**Instruction**:
Every entry that follows needs to be repeated exactly.

** START Material for the task **

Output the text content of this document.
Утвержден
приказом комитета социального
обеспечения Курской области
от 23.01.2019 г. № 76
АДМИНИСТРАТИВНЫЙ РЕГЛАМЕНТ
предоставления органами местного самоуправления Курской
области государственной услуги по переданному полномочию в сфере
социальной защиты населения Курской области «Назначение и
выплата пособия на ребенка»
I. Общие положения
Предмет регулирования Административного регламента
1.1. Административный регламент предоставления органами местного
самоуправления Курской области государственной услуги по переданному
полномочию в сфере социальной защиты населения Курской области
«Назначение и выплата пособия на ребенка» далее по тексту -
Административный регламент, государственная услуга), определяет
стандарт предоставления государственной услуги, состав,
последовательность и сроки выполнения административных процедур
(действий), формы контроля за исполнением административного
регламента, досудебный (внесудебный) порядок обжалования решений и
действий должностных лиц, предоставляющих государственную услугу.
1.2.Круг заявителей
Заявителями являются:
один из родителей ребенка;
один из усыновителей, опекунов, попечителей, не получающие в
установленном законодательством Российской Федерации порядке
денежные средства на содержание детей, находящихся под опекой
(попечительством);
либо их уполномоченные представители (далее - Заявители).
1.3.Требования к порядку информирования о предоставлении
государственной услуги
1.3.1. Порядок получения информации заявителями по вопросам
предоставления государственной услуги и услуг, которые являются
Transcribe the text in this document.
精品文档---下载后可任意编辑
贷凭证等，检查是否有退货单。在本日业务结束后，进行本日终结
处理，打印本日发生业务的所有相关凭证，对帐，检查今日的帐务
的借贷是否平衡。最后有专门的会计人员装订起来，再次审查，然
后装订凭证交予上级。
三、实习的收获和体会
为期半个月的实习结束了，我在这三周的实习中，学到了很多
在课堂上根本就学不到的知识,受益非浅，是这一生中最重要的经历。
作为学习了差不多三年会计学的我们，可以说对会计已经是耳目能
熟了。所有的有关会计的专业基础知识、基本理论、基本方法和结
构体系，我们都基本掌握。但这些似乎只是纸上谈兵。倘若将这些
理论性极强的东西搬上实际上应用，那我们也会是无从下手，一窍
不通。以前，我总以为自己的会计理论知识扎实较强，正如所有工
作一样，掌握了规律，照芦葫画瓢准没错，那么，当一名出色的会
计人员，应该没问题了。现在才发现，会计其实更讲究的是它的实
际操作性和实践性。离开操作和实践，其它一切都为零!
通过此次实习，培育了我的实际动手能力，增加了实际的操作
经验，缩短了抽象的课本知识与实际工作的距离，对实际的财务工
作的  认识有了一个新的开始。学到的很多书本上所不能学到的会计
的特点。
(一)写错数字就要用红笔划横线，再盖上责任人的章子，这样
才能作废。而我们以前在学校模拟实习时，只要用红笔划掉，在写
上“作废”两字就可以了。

** END Material for the task **

**Correct response**:
Output the text content of this document.
Утвержден
приказом комитета социального
обеспечения Курской области
от 23.01.2019 г. № 76
АДМИНИСТРАТИВНЫЙ РЕГЛАМЕНТ
предоставления органами местного самоуправления Курской
области государственной услуги по переданному полномочию в сфере
социальной защиты населения Курской области «Назначение и
выплата пособия на ребенка»
I. Общие положения
Предмет регулирования Административного регламента
1.1. Административный регламент предоставления органами местного
самоуправления Курской области государственной услуги по переданному
полномочию в сфере социальной защиты населения Курской области
«Назначение и выплата пособия на ребенка» далее по тексту -
Административный регламент, государственная услуга), определяет
стандарт предоставления государственной услуги, состав,
последовательность и сроки выполнения административных процедур
(действий), формы контроля за исполнением административного
регламента, досудебный (внесудебный) порядок обжалования решений и
действий должностных лиц, предоставляющих государственную услугу.
1.2.Круг заявителей
Заявителями являются:
один из родителей ребенка;
один из усыновителей, опекунов, попечителей, не получающие в
установленном законодательством Российской Федерации порядке
денежные средства на содержание детей, находящихся под опекой
(попечительством);
либо их уполномоченные представители (далее - Заявители).
1.3.Требования к порядку информирования о предоставлении
государственной услуги
1.3.1. Порядок получения информации заявителями по вопросам
предоставления государственной услуги и услуг, которые являются
Transcribe the text in this document.
精品文档---下载后可任意编辑
贷凭证等，检查是否有退货单。在本日业务结束后，进行本日终结
处理，打印本日发生业务的所有相关凭证，对帐，检查今日的帐务
的借贷是否平衡。最后有专门的会计人员装订起来，再次审查，然
后装订凭证交予上级。
三、实习的收获和体会
为期半个月的实习结束了，我在这三周的实习中，学到了很多
在课堂上根本就学不到的知识,受益非浅，是这一生中最重要的经历。
作为学习了差不多三年会计学的我们，可以说对会计已经是耳目能
熟了。所有的有关会计的专业基础知识、基本理论、基本方法和结
构体系，我们都基本掌握。但这些似乎只是纸上谈兵。倘若将这些
理论性极强的东西搬上实际上应用，那我们也会是无从下手，一窍
不通。以前，我总以为自己的会计理论知识扎实较强，正如所有工
作一样，掌握了规律，照芦葫画瓢准没错，那么，当一名出色的会
计人员，应该没问题了。现在才发现，会计其实更讲究的是它的实
际操作性和实践性。离开操作和实践，其它一切都为零!
通过此次实习，培育了我的实际动手能力，增加了实际的操作
经验，缩短了抽象的课本知识与实际工作的距离，对实际的财务工
作的  认识有了一个新的开始。学到的很多书本上所不能学到的会计
的特点。
(一)写错数字就要用红笔划横线，再盖上责任人的章子，这样
才能作废。而我们以前在学校模拟实习时，只要用红笔划掉，在写
上“作废”两字就可以了。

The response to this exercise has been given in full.